== Exercise description ==
Retype the complete listing exactly as it appears.

- - -

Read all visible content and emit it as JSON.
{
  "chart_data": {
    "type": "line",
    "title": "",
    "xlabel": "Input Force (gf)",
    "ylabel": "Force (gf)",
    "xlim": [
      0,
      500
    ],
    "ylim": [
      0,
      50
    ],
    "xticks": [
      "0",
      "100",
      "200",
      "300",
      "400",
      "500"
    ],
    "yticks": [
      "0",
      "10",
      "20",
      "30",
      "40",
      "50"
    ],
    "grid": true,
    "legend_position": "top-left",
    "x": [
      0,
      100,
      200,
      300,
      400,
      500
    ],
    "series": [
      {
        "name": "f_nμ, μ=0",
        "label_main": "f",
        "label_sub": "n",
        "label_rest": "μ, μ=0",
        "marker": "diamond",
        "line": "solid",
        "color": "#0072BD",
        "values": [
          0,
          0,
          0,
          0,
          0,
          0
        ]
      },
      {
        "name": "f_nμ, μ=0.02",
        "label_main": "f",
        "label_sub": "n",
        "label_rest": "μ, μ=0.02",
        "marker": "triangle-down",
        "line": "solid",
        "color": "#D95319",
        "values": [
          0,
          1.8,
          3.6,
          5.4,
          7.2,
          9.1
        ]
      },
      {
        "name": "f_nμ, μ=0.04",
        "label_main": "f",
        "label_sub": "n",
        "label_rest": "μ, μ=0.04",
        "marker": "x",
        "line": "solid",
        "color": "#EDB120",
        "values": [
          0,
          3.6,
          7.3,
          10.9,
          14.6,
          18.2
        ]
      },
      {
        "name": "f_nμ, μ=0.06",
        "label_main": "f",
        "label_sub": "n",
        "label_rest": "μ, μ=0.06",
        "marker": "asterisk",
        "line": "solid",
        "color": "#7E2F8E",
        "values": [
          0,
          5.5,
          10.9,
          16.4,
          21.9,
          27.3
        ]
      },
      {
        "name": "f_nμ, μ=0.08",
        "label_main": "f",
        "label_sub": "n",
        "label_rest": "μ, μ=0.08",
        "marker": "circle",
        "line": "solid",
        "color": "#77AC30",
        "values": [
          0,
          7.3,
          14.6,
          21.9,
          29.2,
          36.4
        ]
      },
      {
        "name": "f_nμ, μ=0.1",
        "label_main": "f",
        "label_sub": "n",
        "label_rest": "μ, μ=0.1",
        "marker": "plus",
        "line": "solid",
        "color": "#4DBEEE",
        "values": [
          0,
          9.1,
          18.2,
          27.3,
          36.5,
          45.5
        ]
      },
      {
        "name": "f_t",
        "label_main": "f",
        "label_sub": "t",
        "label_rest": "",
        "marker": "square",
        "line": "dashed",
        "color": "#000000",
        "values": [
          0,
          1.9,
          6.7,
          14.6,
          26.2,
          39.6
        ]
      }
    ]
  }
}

- - -

== Correct answer ==
Read all visible content and emit it as JSON.
{
  "chart_data": {
    "type": "line",
    "title": "",
    "xlabel": "Input Force (gf)",
    "ylabel": "Force (gf)",
    "xlim": [
      0,
      500
    ],
    "ylim": [
      0,
      50
    ],
    "xticks": [
      "0",
      "100",
      "200",
      "300",
      "400",
      "500"
    ],
    "yticks": [
      "0",
      "10",
      "20",
      "30",
      "40",
      "50"
    ],
    "grid": true,
    "legend_position": "top-left",
    "x": [
      0,
      100,
      200,
      300,
      400,
      500
    ],
    "series": [
      {
        "name": "f_nμ, μ=0",
        "label_main": "f",
        "label_sub": "n",
        "label_rest": "μ, μ=0",
        "marker": "diamond",
        "line": "solid",
        "color": "#0072BD",
        "values": [
          0,
          0,
          0,
          0,
          0,
          0
        ]
      },
      {
        "name": "f_nμ, μ=0.02",
        "label_main": "f",
        "label_sub": "n",
        "label_rest": "μ, μ=0.02",
        "marker": "triangle-down",
        "line": "solid",
        "color": "#D95319",
        "values": [
          0,
          1.8,
          3.6,
          5.4,
          7.2,
          9.1
        ]
      },
      {
        "name": "f_nμ, μ=0.04",
        "label_main": "f",
        "label_sub": "n",
        "label_rest": "μ, μ=0.04",
        "marker": "x",
        "line": "solid",
        "color": "#EDB120",
        "values": [
          0,
          3.6,
          7.3,
          10.9,
          14.6,
          18.2
        ]
      },
      {
        "name": "f_nμ, μ=0.06",
        "label_main": "f",
        "label_sub": "n",
        "label_rest": "μ, μ=0.06",
        "marker": "asterisk",
        "line": "solid",
        "color": "#7E2F8E",
        "values": [
          0,
          5.5,
          10.9,
          16.4,
          21.9,
          27.3
        ]
      },
      {
        "name": "f_nμ, μ=0.08",
        "label_main": "f",
        "label_sub": "n",
        "label_rest": "μ, μ=0.08",
        "marker": "circle",
        "line": "solid",
        "color": "#77AC30",
        "values": [
          0,
          7.3,
          14.6,
          21.9,
          29.2,
          36.4
        ]
      },
      {
        "name": "f_nμ, μ=0.1",
        "label_main": "f",
        "label_sub": "n",
        "label_rest": "μ, μ=0.1",
        "marker": "plus",
        "line": "solid",
        "color": "#4DBEEE",
        "values": [
          0,
          9.1,
          18.2,
          27.3,
          36.5,
          45.5
        ]
      },
      {
        "name": "f_t",
        "label_main": "f",
        "label_sub": "t",
        "label_rest": "",
        "marker": "square",
        "line": "dashed",
        "color": "#000000",
        "values": [
          0,
          1.9,
          6.7,
          14.6,
          26.2,
          39.6
        ]
      }
    ]
  }
}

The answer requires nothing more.